> [Your objective] Gather each line containing the string "this" from these entries.

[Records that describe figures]
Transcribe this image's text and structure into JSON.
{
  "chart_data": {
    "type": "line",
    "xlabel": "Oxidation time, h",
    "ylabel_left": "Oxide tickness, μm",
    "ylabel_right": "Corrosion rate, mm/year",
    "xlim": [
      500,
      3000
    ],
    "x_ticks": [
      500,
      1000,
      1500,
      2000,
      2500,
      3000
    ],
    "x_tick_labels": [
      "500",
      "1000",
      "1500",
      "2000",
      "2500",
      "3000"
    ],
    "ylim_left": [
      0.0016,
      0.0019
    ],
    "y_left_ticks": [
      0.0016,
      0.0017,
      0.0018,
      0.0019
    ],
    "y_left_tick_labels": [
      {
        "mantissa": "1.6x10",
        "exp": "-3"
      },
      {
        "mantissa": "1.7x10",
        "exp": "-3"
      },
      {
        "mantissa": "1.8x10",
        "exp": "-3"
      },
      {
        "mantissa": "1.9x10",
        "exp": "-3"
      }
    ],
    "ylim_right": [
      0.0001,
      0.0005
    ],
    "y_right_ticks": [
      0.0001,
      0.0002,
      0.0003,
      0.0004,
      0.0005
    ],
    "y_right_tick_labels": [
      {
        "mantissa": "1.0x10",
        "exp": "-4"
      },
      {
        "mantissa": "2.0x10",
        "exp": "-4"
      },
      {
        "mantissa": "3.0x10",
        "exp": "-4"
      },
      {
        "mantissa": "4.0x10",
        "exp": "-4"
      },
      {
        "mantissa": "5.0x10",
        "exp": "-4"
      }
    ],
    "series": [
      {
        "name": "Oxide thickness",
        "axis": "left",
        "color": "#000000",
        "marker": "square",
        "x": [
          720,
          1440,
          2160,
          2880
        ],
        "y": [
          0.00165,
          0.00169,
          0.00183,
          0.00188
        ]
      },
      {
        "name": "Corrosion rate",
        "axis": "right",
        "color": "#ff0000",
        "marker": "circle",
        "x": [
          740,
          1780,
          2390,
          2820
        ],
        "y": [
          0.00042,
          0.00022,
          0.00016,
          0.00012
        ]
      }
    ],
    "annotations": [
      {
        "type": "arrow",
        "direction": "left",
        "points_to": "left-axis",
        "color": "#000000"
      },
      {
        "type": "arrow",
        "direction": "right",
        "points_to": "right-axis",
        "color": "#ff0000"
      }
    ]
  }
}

...

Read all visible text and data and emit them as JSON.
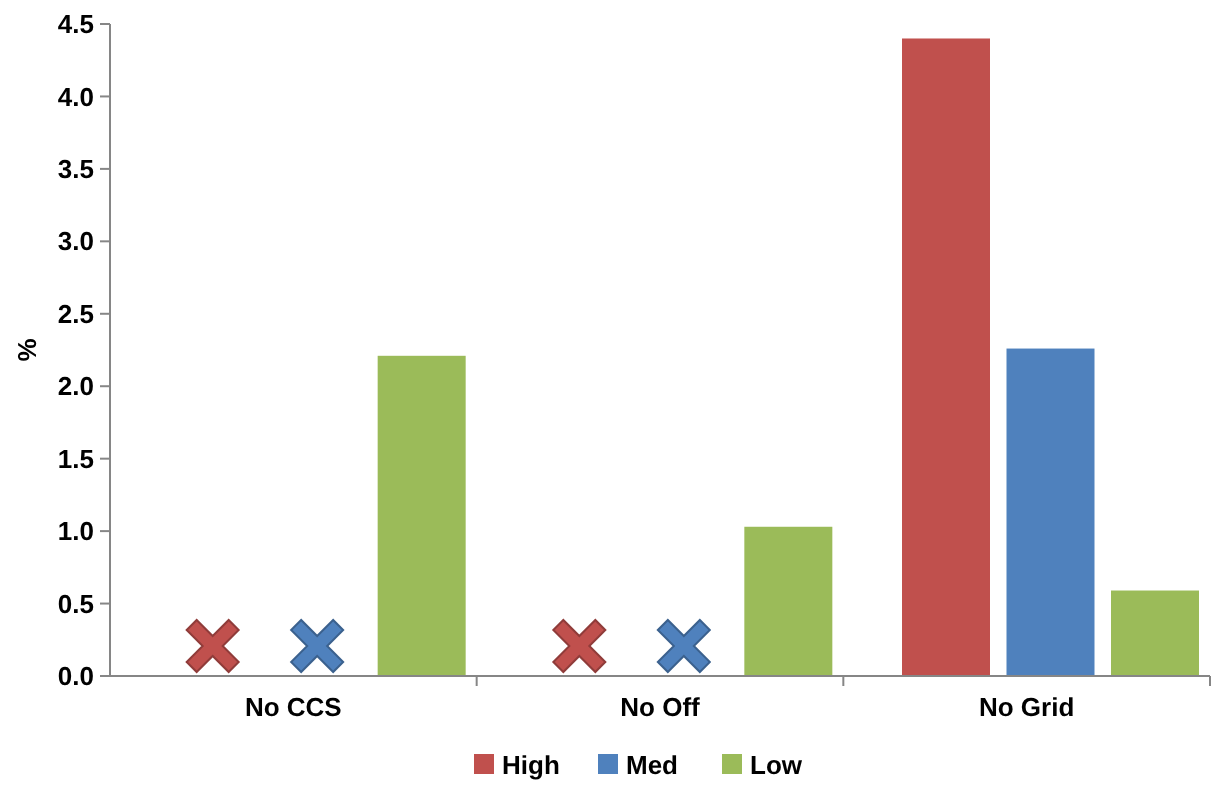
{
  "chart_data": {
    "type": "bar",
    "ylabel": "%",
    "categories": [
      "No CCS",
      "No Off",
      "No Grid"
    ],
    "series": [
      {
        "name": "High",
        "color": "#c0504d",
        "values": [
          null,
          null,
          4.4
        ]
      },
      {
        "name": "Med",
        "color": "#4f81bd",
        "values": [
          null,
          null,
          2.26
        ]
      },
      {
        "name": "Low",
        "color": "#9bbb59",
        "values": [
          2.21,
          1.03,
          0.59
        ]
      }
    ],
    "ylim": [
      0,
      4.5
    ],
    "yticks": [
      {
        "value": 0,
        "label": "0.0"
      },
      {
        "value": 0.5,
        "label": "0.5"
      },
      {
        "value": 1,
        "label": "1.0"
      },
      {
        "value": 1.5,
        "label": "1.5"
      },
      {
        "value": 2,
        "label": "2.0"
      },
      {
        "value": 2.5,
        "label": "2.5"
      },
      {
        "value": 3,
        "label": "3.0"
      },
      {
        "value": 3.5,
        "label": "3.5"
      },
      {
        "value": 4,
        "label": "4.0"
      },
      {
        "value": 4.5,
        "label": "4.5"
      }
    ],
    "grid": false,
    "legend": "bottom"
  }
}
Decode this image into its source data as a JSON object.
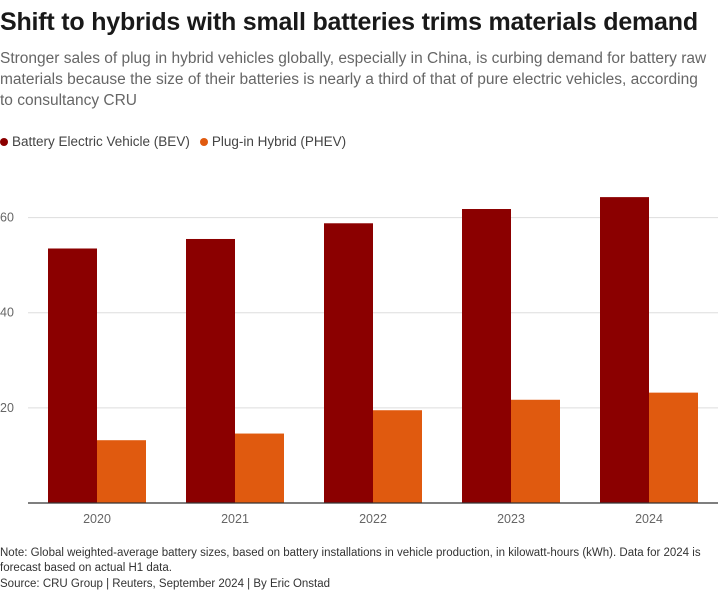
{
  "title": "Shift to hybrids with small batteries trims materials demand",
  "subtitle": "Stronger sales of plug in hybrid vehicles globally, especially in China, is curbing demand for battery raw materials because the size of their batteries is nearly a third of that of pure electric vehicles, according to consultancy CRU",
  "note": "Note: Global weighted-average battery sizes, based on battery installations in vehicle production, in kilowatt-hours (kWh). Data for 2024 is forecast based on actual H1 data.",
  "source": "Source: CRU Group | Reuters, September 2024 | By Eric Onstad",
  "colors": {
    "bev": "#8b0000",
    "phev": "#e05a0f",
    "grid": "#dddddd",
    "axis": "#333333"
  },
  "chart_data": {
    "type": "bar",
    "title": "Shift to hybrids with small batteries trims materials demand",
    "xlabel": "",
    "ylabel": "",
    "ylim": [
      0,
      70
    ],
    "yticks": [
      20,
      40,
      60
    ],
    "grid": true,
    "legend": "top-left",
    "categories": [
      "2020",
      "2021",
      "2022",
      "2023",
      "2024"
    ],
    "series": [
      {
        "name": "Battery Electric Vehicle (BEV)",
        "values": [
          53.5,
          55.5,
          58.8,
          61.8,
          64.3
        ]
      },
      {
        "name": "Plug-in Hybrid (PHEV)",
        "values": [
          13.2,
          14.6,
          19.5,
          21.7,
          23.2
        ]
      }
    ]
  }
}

---

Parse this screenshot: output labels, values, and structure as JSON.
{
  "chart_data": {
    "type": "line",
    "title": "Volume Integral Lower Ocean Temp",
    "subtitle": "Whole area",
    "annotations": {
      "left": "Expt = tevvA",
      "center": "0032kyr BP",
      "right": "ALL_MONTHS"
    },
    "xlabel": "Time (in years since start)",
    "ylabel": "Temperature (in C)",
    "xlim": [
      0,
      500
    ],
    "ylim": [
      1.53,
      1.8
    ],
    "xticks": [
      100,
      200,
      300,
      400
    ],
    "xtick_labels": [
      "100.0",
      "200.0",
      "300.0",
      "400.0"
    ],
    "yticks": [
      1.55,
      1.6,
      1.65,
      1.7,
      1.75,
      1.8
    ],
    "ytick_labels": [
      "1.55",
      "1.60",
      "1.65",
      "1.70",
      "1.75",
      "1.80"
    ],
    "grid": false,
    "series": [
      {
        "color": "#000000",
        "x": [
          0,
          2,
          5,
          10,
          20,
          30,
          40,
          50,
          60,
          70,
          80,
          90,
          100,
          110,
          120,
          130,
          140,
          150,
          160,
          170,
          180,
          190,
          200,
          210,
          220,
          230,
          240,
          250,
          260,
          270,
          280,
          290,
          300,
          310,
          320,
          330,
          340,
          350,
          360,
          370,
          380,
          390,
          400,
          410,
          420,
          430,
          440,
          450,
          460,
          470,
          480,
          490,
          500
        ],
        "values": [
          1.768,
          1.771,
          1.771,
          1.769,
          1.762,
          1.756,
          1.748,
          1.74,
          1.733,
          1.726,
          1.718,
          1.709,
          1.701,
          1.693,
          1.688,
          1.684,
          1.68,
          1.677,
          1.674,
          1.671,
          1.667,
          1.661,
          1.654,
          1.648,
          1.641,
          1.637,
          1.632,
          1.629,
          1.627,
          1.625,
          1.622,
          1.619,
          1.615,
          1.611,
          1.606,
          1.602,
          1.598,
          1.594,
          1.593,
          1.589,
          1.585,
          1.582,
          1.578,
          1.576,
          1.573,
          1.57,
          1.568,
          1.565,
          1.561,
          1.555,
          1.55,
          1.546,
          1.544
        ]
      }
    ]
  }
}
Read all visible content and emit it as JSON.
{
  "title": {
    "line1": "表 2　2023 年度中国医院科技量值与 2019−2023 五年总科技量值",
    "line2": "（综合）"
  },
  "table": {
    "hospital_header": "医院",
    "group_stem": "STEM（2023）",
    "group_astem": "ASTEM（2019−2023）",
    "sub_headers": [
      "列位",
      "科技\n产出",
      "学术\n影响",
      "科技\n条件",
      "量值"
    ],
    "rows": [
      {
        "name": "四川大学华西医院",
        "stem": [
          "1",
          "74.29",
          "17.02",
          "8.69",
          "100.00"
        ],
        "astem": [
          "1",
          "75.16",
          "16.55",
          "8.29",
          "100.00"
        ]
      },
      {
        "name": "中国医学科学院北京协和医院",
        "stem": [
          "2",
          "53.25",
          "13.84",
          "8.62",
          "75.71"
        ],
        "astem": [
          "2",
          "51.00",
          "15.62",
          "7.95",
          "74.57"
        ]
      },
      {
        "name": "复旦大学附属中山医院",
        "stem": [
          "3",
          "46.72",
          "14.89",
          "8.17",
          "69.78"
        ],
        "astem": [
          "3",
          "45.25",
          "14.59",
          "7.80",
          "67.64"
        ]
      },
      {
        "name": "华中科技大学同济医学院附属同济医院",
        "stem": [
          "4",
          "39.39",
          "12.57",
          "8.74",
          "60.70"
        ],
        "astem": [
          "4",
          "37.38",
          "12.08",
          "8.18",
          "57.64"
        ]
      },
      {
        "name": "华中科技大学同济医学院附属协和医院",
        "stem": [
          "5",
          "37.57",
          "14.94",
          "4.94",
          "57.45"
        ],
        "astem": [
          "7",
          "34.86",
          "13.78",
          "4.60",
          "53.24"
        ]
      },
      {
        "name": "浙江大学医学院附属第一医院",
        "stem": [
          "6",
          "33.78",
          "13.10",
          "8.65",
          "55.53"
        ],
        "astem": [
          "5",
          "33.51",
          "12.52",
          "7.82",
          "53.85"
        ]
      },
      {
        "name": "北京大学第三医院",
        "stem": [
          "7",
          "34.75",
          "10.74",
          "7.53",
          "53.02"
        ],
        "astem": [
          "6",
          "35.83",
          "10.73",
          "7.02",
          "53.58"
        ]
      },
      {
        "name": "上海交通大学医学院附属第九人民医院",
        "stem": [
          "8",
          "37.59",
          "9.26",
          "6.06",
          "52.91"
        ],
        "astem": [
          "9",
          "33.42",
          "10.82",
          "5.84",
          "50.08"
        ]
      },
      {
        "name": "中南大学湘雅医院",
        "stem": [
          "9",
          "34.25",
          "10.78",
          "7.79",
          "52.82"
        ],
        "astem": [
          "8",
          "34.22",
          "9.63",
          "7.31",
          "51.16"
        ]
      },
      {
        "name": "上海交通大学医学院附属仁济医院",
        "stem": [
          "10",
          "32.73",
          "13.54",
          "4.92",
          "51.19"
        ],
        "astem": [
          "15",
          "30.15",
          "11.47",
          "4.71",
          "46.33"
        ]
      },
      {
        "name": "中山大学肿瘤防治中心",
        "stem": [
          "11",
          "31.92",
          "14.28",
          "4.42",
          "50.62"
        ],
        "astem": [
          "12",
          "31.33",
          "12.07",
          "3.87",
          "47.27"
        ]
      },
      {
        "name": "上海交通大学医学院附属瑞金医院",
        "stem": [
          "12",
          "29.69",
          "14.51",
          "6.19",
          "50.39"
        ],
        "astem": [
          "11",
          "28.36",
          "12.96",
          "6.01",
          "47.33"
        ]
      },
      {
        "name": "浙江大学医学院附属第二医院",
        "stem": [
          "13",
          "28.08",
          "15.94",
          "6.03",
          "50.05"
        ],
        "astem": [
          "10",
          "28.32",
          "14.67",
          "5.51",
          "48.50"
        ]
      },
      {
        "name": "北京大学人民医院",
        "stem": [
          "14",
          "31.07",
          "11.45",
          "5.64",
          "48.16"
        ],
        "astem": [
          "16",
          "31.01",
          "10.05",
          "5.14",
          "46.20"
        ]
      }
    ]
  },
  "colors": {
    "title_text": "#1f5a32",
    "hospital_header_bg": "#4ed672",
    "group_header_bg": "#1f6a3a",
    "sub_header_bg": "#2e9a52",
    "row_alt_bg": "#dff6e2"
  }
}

> [Finished exercise]
Transcribe this image's text and structure into JSON.
Decode this image into its source data as a JSON object.
Parse this screenshot: output labels, values, and structure as JSON.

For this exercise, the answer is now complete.